— BEGIN RECORDS FOR THE TASK —

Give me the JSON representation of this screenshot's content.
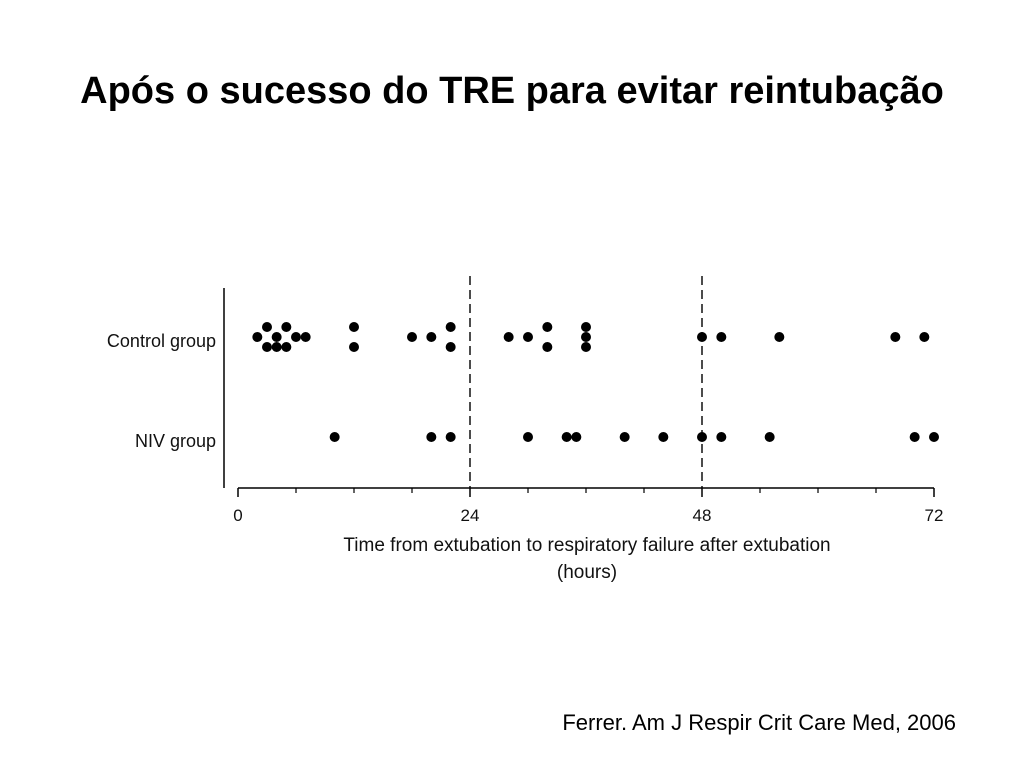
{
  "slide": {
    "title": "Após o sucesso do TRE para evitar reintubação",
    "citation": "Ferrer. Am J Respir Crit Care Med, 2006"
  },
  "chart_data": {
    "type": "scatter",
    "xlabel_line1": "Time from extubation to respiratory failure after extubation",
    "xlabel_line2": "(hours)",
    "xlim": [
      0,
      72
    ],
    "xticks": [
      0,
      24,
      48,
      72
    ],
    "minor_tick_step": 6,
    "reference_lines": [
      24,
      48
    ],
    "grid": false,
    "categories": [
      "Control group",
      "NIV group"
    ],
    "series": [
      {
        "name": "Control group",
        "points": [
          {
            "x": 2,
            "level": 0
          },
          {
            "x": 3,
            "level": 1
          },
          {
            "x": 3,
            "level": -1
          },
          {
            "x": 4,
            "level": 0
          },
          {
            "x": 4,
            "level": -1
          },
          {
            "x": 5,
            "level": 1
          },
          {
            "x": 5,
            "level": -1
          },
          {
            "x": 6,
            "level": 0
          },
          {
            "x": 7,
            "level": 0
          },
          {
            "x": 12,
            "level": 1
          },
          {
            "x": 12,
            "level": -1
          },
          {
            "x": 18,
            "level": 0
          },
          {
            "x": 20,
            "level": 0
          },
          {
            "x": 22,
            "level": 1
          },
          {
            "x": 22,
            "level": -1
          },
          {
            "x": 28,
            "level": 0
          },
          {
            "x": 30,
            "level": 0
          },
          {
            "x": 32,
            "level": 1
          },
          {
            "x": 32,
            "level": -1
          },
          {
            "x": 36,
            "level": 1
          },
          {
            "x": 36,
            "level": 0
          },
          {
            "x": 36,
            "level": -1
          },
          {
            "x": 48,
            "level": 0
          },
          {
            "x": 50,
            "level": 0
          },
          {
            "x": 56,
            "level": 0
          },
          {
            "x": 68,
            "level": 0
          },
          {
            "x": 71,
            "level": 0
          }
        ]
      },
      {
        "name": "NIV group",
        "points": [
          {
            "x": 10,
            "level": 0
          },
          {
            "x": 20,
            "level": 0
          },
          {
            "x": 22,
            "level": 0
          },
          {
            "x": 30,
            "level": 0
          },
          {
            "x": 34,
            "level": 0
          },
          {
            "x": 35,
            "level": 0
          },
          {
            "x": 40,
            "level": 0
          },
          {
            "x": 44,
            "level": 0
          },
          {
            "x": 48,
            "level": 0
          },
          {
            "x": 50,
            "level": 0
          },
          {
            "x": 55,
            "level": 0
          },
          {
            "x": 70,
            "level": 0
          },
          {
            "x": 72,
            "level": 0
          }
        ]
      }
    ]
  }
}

— END RECORDS FOR THE TASK —

**EXERCISE**
Which lines in the records above contain the string "group"? Copy each one.

**EXERCISE ANSWER**
      "Control group",
      "NIV group"
        "name": "Control group",
        "name": "NIV group",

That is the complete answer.